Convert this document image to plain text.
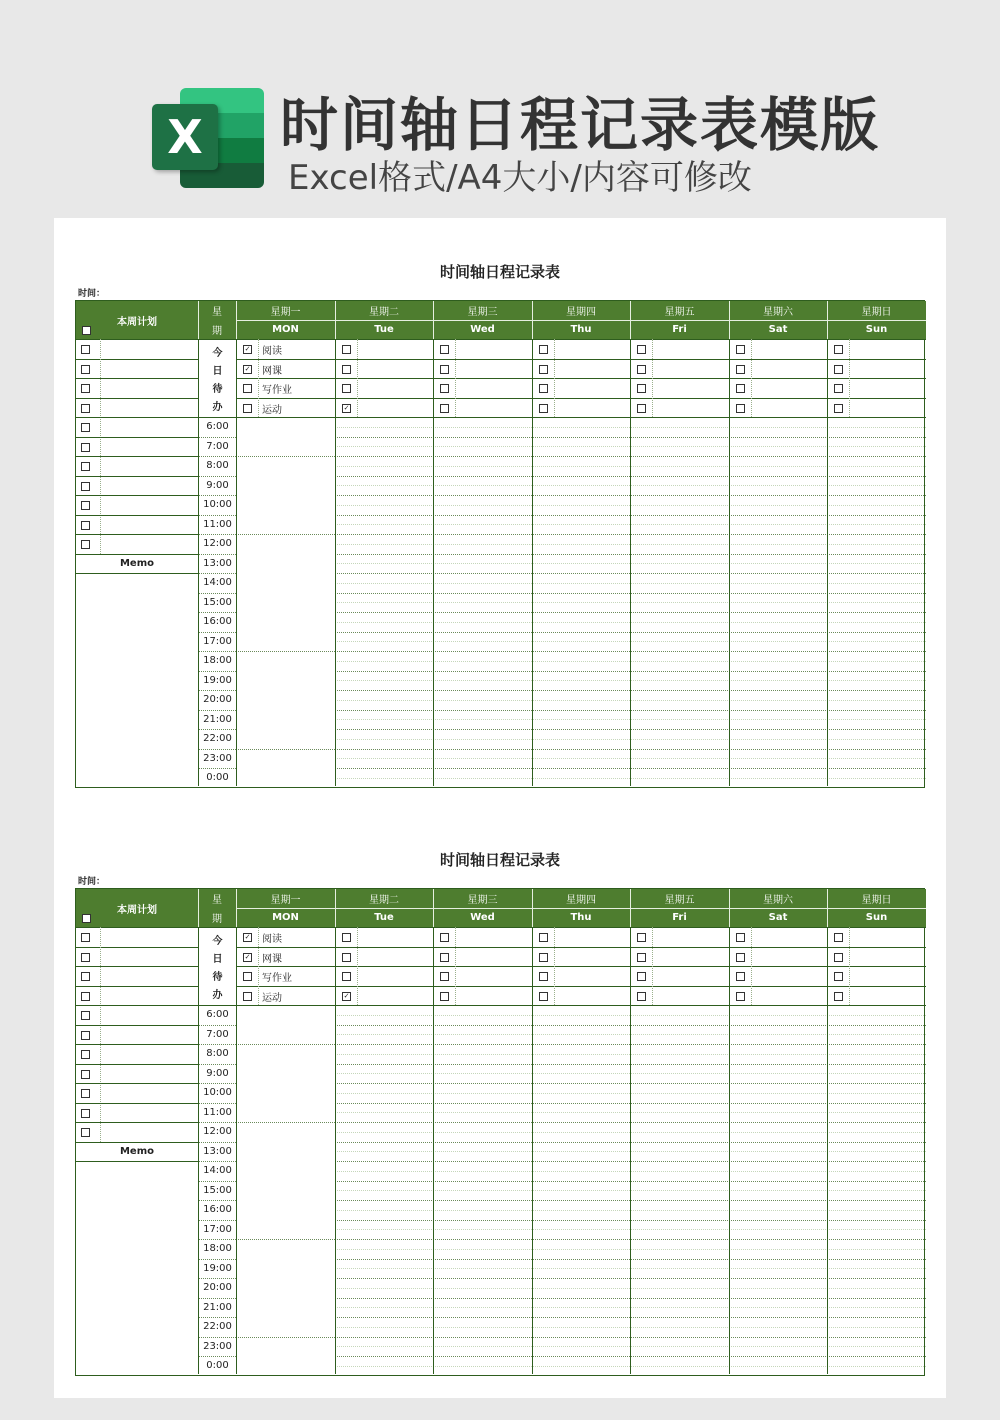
X 时间轴日程记录表模版
Excel格式/A4大小/内容可修改
时间轴日程记录表
时间：
本周计划
星
期
星期一
MON
星期二
Tue
星期三
Wed
星期四
Thu
星期五
Fri
星期六
Sat
星期日
Sun
✓
✓
✓
阅读
网课
写作业
运动
今
日
待
办
6:00
7:00
8:00
9:00
10:00
11:00
12:00
13:00
14:00
15:00
16:00
17:00
18:00
19:00
20:00
21:00
22:00
23:00
0:00
Memo
时间轴日程记录表
时间：
本周计划
星
期
星期一
MON
星期二
Tue
星期三
Wed
星期四
Thu
星期五
Fri
星期六
Sat
星期日
Sun
✓
✓
✓
阅读
网课
写作业
运动
今
日
待
办
6:00
7:00
8:00
9:00
10:00
11:00
12:00
13:00
14:00
15:00
16:00
17:00
18:00
19:00
20:00
21:00
22:00
23:00
0:00
Memo
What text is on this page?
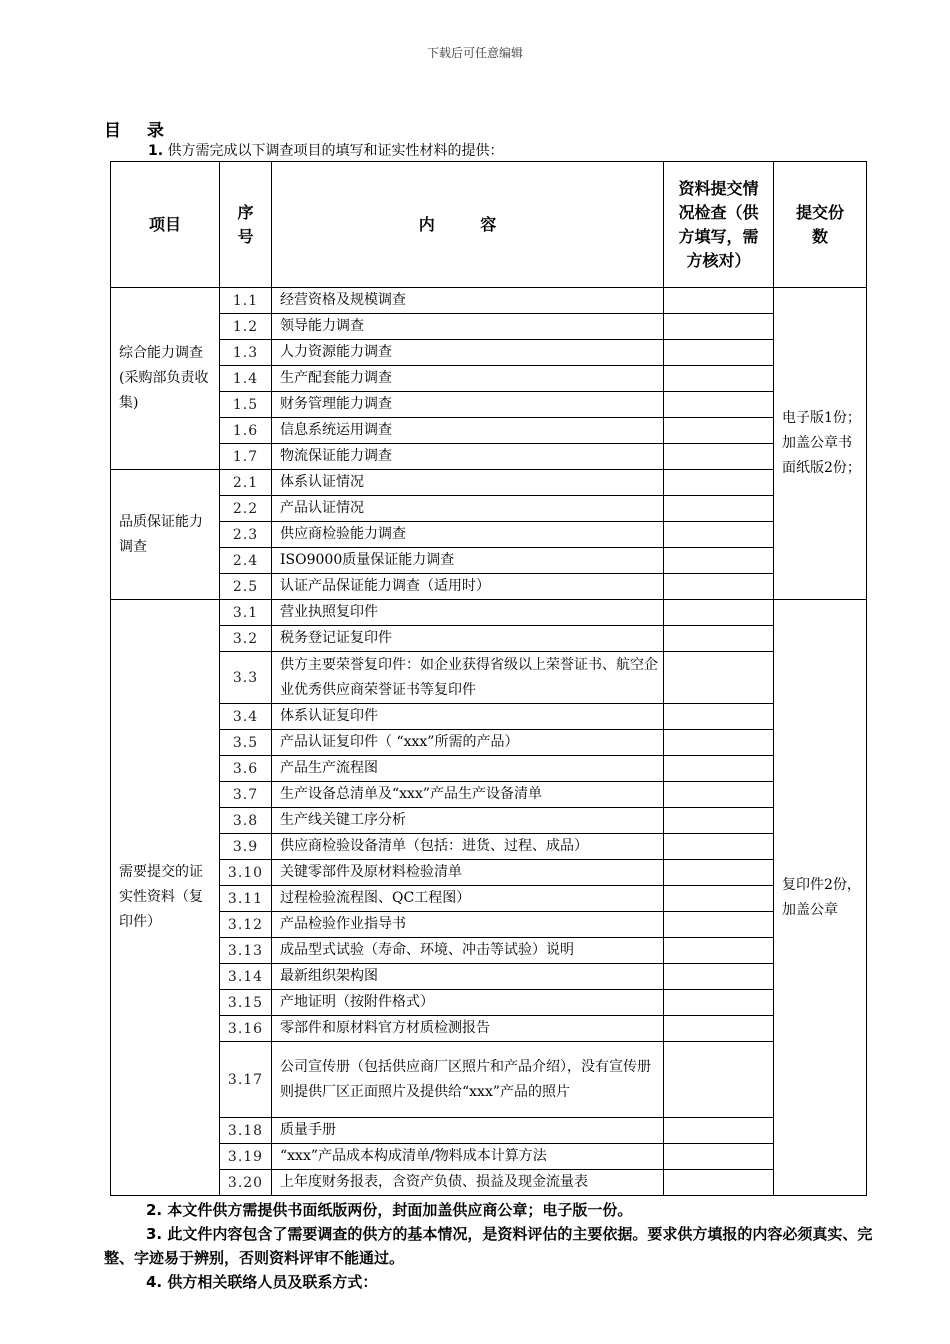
下载后可任意编辑
目 录
1. 供方需完成以下调查项目的填写和证实性材料的提供：
项目	序号	内 容	资料提交情况检查（供方填写，需方核对）	提交份数
综合能力调查(采购部负责收集)	1.1	经营资格及规模调查		电子版1份；加盖公章书面纸版2份；
	1.2	领导能力调查		
	1.3	人力资源能力调查		
	1.4	生产配套能力调查		
	1.5	财务管理能力调查		
	1.6	信息系统运用调查		
	1.7	物流保证能力调查		
品质保证能力调查	2.1	体系认证情况		
	2.2	产品认证情况		
	2.3	供应商检验能力调查		
	2.4	ISO9000质量保证能力调查		
	2.5	认证产品保证能力调查（适用时）		
需要提交的证实性资料（复印件）	3.1	营业执照复印件		复印件2份，加盖公章
	3.2	税务登记证复印件		
	3.3	供方主要荣誉复印件：如企业获得省级以上荣誉证书、航空企业优秀供应商荣誉证书等复印件		
	3.4	体系认证复印件		
	3.5	产品认证复印件（ “xxx”所需的产品）		
	3.6	产品生产流程图		
	3.7	生产设备总清单及“xxx”产品生产设备清单		
	3.8	生产线关键工序分析		
	3.9	供应商检验设备清单（包括：进货、过程、成品）		
	3.10	关键零部件及原材料检验清单		
	3.11	过程检验流程图、QC工程图）		
	3.12	产品检验作业指导书		
	3.13	成品型式试验（寿命、环境、冲击等试验）说明		
	3.14	最新组织架构图		
	3.15	产地证明（按附件格式）		
	3.16	零部件和原材料官方材质检测报告		
	3.17	公司宣传册（包括供应商厂区照片和产品介绍），没有宣传册则提供厂区正面照片及提供给“xxx”产品的照片		
	3.18	质量手册		
	3.19	“xxx”产品成本构成清单/物料成本计算方法		
	3.20	上年度财务报表，含资产负债、损益及现金流量表		
2. 本文件供方需提供书面纸版两份，封面加盖供应商公章；电子版一份。
3. 此文件内容包含了需要调查的供方的基本情况，是资料评估的主要依据。要求供方填报的内容必须真实、完整、字迹易于辨别，否则资料评审不能通过。
4. 供方相关联络人员及联系方式：
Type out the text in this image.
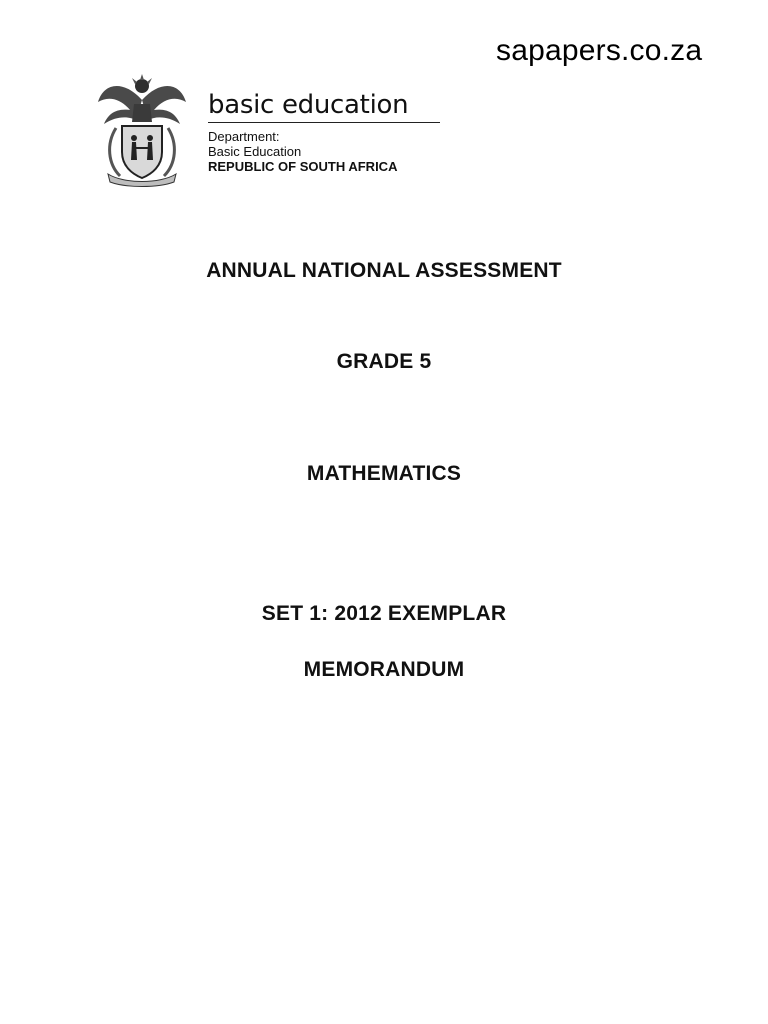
sapapers.co.za
basic education
Department:
Basic Education
REPUBLIC OF SOUTH AFRICA
ANNUAL NATIONAL ASSESSMENT
GRADE 5
MATHEMATICS
SET 1: 2012 EXEMPLAR
MEMORANDUM
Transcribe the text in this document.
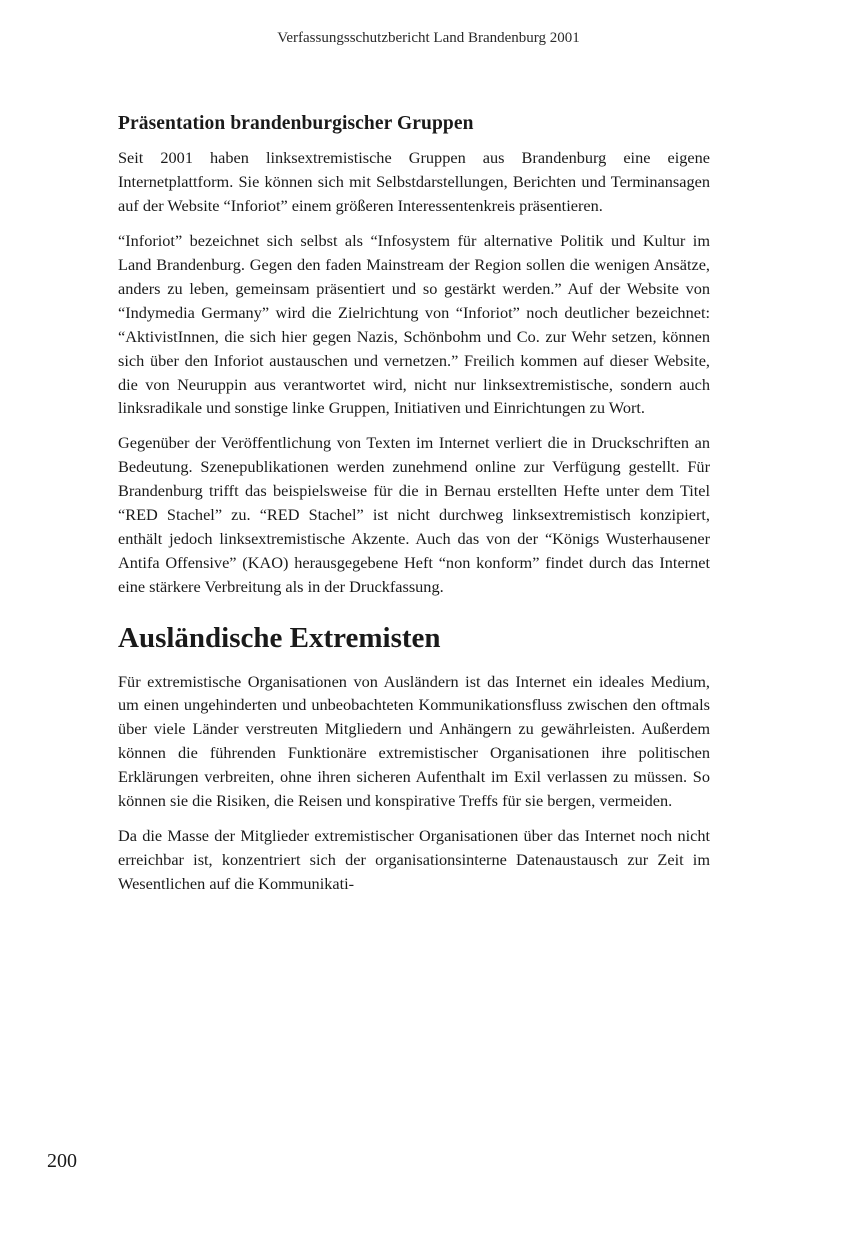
Verfassungsschutzbericht Land Brandenburg 2001
Präsentation brandenburgischer Gruppen

Seit 2001 haben linksextremistische Gruppen aus Brandenburg eine eigene Internetplattform. Sie können sich mit Selbstdarstellungen, Berichten und Terminansagen auf der Website “Inforiot” einem größeren Interessentenkreis präsentieren.

“Inforiot” bezeichnet sich selbst als “Infosystem für alternative Politik und Kultur im Land Brandenburg. Gegen den faden Mainstream der Region sollen die wenigen Ansätze, anders zu leben, gemeinsam präsentiert und so gestärkt werden.” Auf der Website von “Indymedia Germany” wird die Zielrichtung von “Inforiot” noch deutlicher bezeichnet: “AktivistInnen, die sich hier gegen Nazis, Schönbohm und Co. zur Wehr setzen, können sich über den Inforiot austauschen und vernetzen.” Freilich kommen auf dieser Website, die von Neuruppin aus verantwortet wird, nicht nur linksextremistische, sondern auch linksradikale und sonstige linke Gruppen, Initiativen und Einrichtungen zu Wort.

Gegenüber der Veröffentlichung von Texten im Internet verliert die in Druckschriften an Bedeutung. Szenepublikationen werden zunehmend online zur Verfügung gestellt. Für Brandenburg trifft das beispielsweise für die in Bernau erstellten Hefte unter dem Titel “RED Stachel” zu. “RED Stachel” ist nicht durchweg linksextremistisch konzipiert, enthält jedoch linksextremistische Akzente. Auch das von der “Königs Wusterhausener Antifa Offensive” (KAO) herausgegebene Heft “non konform” findet durch das Internet eine stärkere Verbreitung als in der Druckfassung.

Ausländische Extremisten

Für extremistische Organisationen von Ausländern ist das Internet ein ideales Medium, um einen ungehinderten und unbeobachteten Kommunikationsfluss zwischen den oftmals über viele Länder verstreuten Mitgliedern und Anhängern zu gewährleisten. Außerdem können die führenden Funktionäre extremistischer Organisationen ihre politischen Erklärungen verbreiten, ohne ihren sicheren Aufenthalt im Exil verlassen zu müssen. So können sie die Risiken, die Reisen und konspirative Treffs für sie bergen, vermeiden.

Da die Masse der Mitglieder extremistischer Organisationen über das Internet noch nicht erreichbar ist, konzentriert sich der organisationsinterne Datenaustausch zur Zeit im Wesentlichen auf die Kommunikati-

200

*Request*: Report how many lines of the records above contain the word "Website", and give only that number.

*Response below*: 2